**Provided data:**
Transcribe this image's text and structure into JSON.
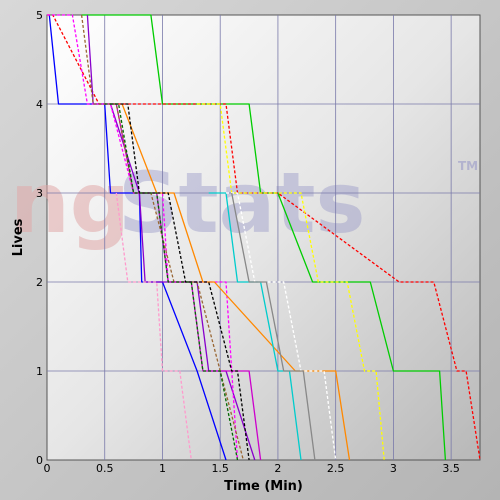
{
  "chart_data": {
    "type": "line",
    "title": "",
    "xlabel": "Time (Min)",
    "ylabel": "Lives",
    "xlim": [
      0,
      3.75
    ],
    "ylim": [
      0,
      5
    ],
    "x_ticks": [
      "0",
      "0.5",
      "1",
      "1.5",
      "2",
      "2.5",
      "3",
      "3.5"
    ],
    "y_ticks": [
      "0",
      "1",
      "2",
      "3",
      "4",
      "5"
    ],
    "grid": true,
    "watermark": {
      "left": "ng",
      "right": "Stats",
      "mark": "TM"
    },
    "series": [
      {
        "color": "#0000ff",
        "dash": false,
        "x": [
          0.02,
          0.1,
          0.5,
          0.55,
          0.8,
          0.82,
          1.0,
          1.3,
          1.55
        ],
        "y": [
          5,
          4,
          4,
          3,
          3,
          2,
          2,
          1,
          0
        ]
      },
      {
        "color": "#00cc00",
        "dash": false,
        "x": [
          0.3,
          0.9,
          1.0,
          1.5,
          1.75,
          1.85,
          2.0,
          2.3,
          2.8,
          3.0,
          3.1,
          3.4,
          3.45
        ],
        "y": [
          5,
          5,
          4,
          4,
          4,
          3,
          3,
          2,
          2,
          1,
          1,
          1,
          0
        ]
      },
      {
        "color": "#ff0000",
        "dash": true,
        "x": [
          0.0,
          0.05,
          0.45,
          1.55,
          1.65,
          2.0,
          3.05,
          3.35,
          3.55,
          3.63,
          3.75
        ],
        "y": [
          5,
          5,
          4,
          4,
          3,
          3,
          2,
          2,
          1,
          1,
          0
        ]
      },
      {
        "color": "#8800cc",
        "dash": false,
        "x": [
          0.35,
          0.4,
          0.55,
          0.8,
          0.85,
          1.3,
          1.4,
          1.55,
          1.8
        ],
        "y": [
          5,
          4,
          4,
          3,
          2,
          2,
          1,
          1,
          0
        ]
      },
      {
        "color": "#ff00ff",
        "dash": true,
        "x": [
          0.0,
          0.22,
          0.35,
          0.55,
          0.75,
          1.0,
          1.05,
          1.55,
          1.65
        ],
        "y": [
          5,
          5,
          4,
          4,
          3,
          3,
          2,
          2,
          0
        ]
      },
      {
        "color": "#cc00cc",
        "dash": false,
        "x": [
          0.55,
          0.6,
          0.75,
          0.95,
          1.05,
          1.25,
          1.35,
          1.75,
          1.85
        ],
        "y": [
          4,
          4,
          3,
          3,
          2,
          2,
          1,
          1,
          0
        ]
      },
      {
        "color": "#ff8800",
        "dash": false,
        "x": [
          0.65,
          0.95,
          1.1,
          1.35,
          1.45,
          2.15,
          2.28,
          2.5,
          2.62
        ],
        "y": [
          4,
          3,
          3,
          2,
          2,
          1,
          1,
          1,
          0
        ]
      },
      {
        "color": "#996633",
        "dash": true,
        "x": [
          0.3,
          0.4,
          0.6,
          0.75,
          0.9,
          1.1,
          1.3,
          1.5,
          1.7
        ],
        "y": [
          5,
          4,
          4,
          3,
          3,
          2,
          2,
          1,
          0
        ]
      },
      {
        "color": "#000000",
        "dash": true,
        "x": [
          0.55,
          0.7,
          0.8,
          1.05,
          1.2,
          1.4,
          1.6,
          1.65,
          1.75
        ],
        "y": [
          4,
          4,
          3,
          3,
          2,
          2,
          1,
          1,
          0
        ]
      },
      {
        "color": "#006600",
        "dash": true,
        "x": [
          0.5,
          0.62,
          0.75,
          0.95,
          1.05,
          1.25,
          1.35,
          1.5,
          1.65
        ],
        "y": [
          4,
          4,
          3,
          3,
          2,
          2,
          1,
          1,
          0
        ]
      },
      {
        "color": "#ffff00",
        "dash": true,
        "x": [
          1.3,
          1.5,
          1.6,
          2.2,
          2.35,
          2.6,
          2.75,
          2.85,
          2.92
        ],
        "y": [
          4,
          4,
          3,
          3,
          2,
          2,
          1,
          1,
          0
        ]
      },
      {
        "color": "#00cccc",
        "dash": false,
        "x": [
          1.4,
          1.55,
          1.65,
          1.85,
          2.0,
          2.1,
          2.2
        ],
        "y": [
          3,
          3,
          2,
          2,
          1,
          1,
          0
        ]
      },
      {
        "color": "#ffffff",
        "dash": true,
        "x": [
          1.55,
          1.65,
          1.8,
          2.05,
          2.2,
          2.4,
          2.5
        ],
        "y": [
          3,
          3,
          2,
          2,
          1,
          1,
          0
        ]
      },
      {
        "color": "#ff99cc",
        "dash": true,
        "x": [
          0.6,
          0.7,
          0.95,
          1.0,
          1.15,
          1.25
        ],
        "y": [
          3,
          2,
          2,
          1,
          1,
          0
        ]
      },
      {
        "color": "#888888",
        "dash": false,
        "x": [
          1.6,
          1.75,
          1.9,
          2.05,
          2.22,
          2.32
        ],
        "y": [
          3,
          2,
          2,
          1,
          1,
          0
        ]
      }
    ]
  }
}
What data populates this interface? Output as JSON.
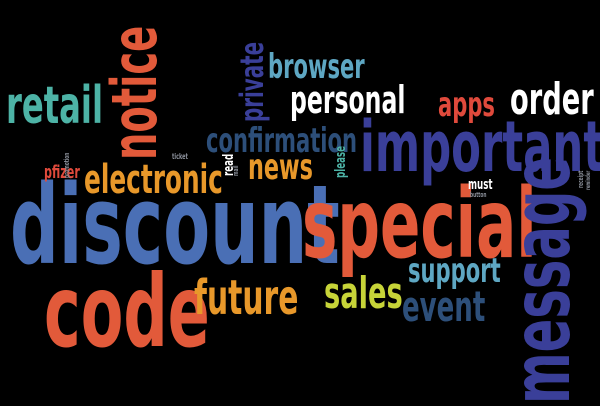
{
  "colors": {
    "background": "#000000",
    "blue": "#4a6fb5",
    "indigo": "#3a3f99",
    "navy": "#2d4f7a",
    "orange": "#e25a3a",
    "gold": "#e8982a",
    "yellowgreen": "#c7d438",
    "teal": "#4db3a6",
    "lightteal": "#5ea7c3",
    "white": "#ffffff",
    "red": "#e04a3c",
    "tinygray": "#8a8f99"
  },
  "words": [
    {
      "text": "discount",
      "color": "#4a6fb5"
    },
    {
      "text": "special",
      "color": "#e25a3a"
    },
    {
      "text": "code",
      "color": "#e25a3a"
    },
    {
      "text": "message",
      "color": "#3a3f99"
    },
    {
      "text": "important",
      "color": "#3a3f99"
    },
    {
      "text": "notice",
      "color": "#e25a3a"
    },
    {
      "text": "retail",
      "color": "#4db3a6"
    },
    {
      "text": "order",
      "color": "#ffffff"
    },
    {
      "text": "personal",
      "color": "#ffffff"
    },
    {
      "text": "browser",
      "color": "#5ea7c3"
    },
    {
      "text": "private",
      "color": "#3a3f99"
    },
    {
      "text": "apps",
      "color": "#e04a3c"
    },
    {
      "text": "confirmation",
      "color": "#2d4f7a"
    },
    {
      "text": "news",
      "color": "#e8982a"
    },
    {
      "text": "electronic",
      "color": "#e8982a"
    },
    {
      "text": "future",
      "color": "#e8982a"
    },
    {
      "text": "sales",
      "color": "#c7d438"
    },
    {
      "text": "support",
      "color": "#5ea7c3"
    },
    {
      "text": "event",
      "color": "#2d4f7a"
    },
    {
      "text": "pfizer",
      "color": "#e04a3c"
    },
    {
      "text": "read",
      "color": "#ffffff"
    },
    {
      "text": "please",
      "color": "#4db3a6"
    },
    {
      "text": "must",
      "color": "#ffffff"
    },
    {
      "text": "ticket",
      "color": "#8a8f99"
    },
    {
      "text": "promotion",
      "color": "#8a8f99"
    },
    {
      "text": "mail",
      "color": "#8a8f99"
    },
    {
      "text": "receipt",
      "color": "#8a8f99"
    },
    {
      "text": "reminder",
      "color": "#8a8f99"
    },
    {
      "text": "button",
      "color": "#8a8f99"
    }
  ]
}
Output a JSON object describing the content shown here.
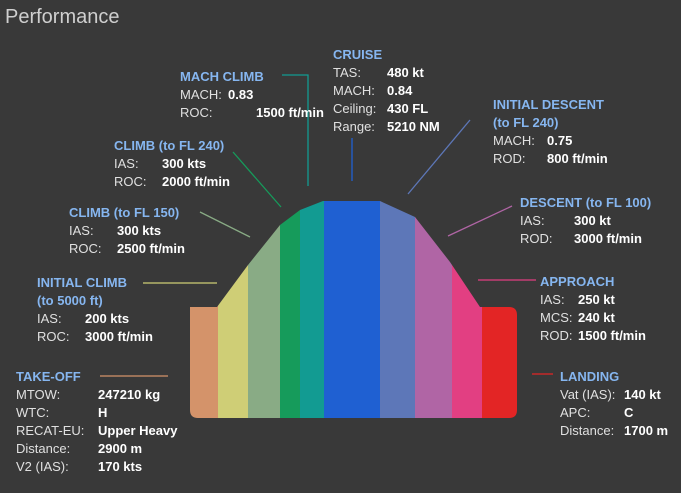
{
  "title": "Performance",
  "colors": {
    "background": "#393939",
    "phase_title": "#86b6f0",
    "bands": [
      "#d4936a",
      "#cfce76",
      "#89ab85",
      "#169b5b",
      "#129b92",
      "#1f60d2",
      "#1f60d2",
      "#5d77b8",
      "#b065a5",
      "#e23f82",
      "#e32525"
    ]
  },
  "phases": {
    "takeoff": {
      "title": "TAKE-OFF",
      "rows": [
        {
          "label": "MTOW:",
          "value": "247210 kg"
        },
        {
          "label": "WTC:",
          "value": "H"
        },
        {
          "label": "RECAT-EU:",
          "value": "Upper Heavy"
        },
        {
          "label": "Distance:",
          "value": "2900 m"
        },
        {
          "label": "V2 (IAS):",
          "value": "170 kts"
        }
      ]
    },
    "initial_climb": {
      "title": "INITIAL CLIMB",
      "title2": "(to 5000 ft)",
      "rows": [
        {
          "label": "IAS:",
          "value": "200 kts"
        },
        {
          "label": "ROC:",
          "value": "3000 ft/min"
        }
      ]
    },
    "climb_fl150": {
      "title": "CLIMB (to FL 150)",
      "rows": [
        {
          "label": "IAS:",
          "value": "300 kts"
        },
        {
          "label": "ROC:",
          "value": "2500 ft/min"
        }
      ]
    },
    "climb_fl240": {
      "title": "CLIMB (to FL 240)",
      "rows": [
        {
          "label": "IAS:",
          "value": "300 kts"
        },
        {
          "label": "ROC:",
          "value": "2000 ft/min"
        }
      ]
    },
    "mach_climb": {
      "title": "MACH CLIMB",
      "rows": [
        {
          "label": "MACH:",
          "value": "0.83"
        },
        {
          "label": "ROC:",
          "value": "1500 ft/min"
        }
      ]
    },
    "cruise": {
      "title": "CRUISE",
      "rows": [
        {
          "label": "TAS:",
          "value": "480 kt"
        },
        {
          "label": "MACH:",
          "value": "0.84"
        },
        {
          "label": "Ceiling:",
          "value": "430 FL"
        },
        {
          "label": "Range:",
          "value": "5210 NM"
        }
      ]
    },
    "initial_descent": {
      "title": "INITIAL DESCENT",
      "title2": "(to FL 240)",
      "rows": [
        {
          "label": "MACH:",
          "value": "0.75"
        },
        {
          "label": "ROD:",
          "value": "800 ft/min"
        }
      ]
    },
    "descent_fl100": {
      "title": "DESCENT (to FL 100)",
      "rows": [
        {
          "label": "IAS:",
          "value": "300 kt"
        },
        {
          "label": "ROD:",
          "value": "3000 ft/min"
        }
      ]
    },
    "approach": {
      "title": "APPROACH",
      "rows": [
        {
          "label": "IAS:",
          "value": "250 kt"
        },
        {
          "label": "MCS:",
          "value": "240 kt"
        },
        {
          "label": "ROD:",
          "value": "1500 ft/min"
        }
      ]
    },
    "landing": {
      "title": "LANDING",
      "rows": [
        {
          "label": "Vat (IAS):",
          "value": "140 kt"
        },
        {
          "label": "APC:",
          "value": "C"
        },
        {
          "label": "Distance:",
          "value": "1700 m"
        }
      ]
    }
  }
}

**Short problem:** From the entries above, collect every line with the string "JSON" in it.

**Exercise solution:**
Transcribe this image's text and structure into JSON.
What data populates this interface? Output as JSON.
Output a JSON object describing the content shown here.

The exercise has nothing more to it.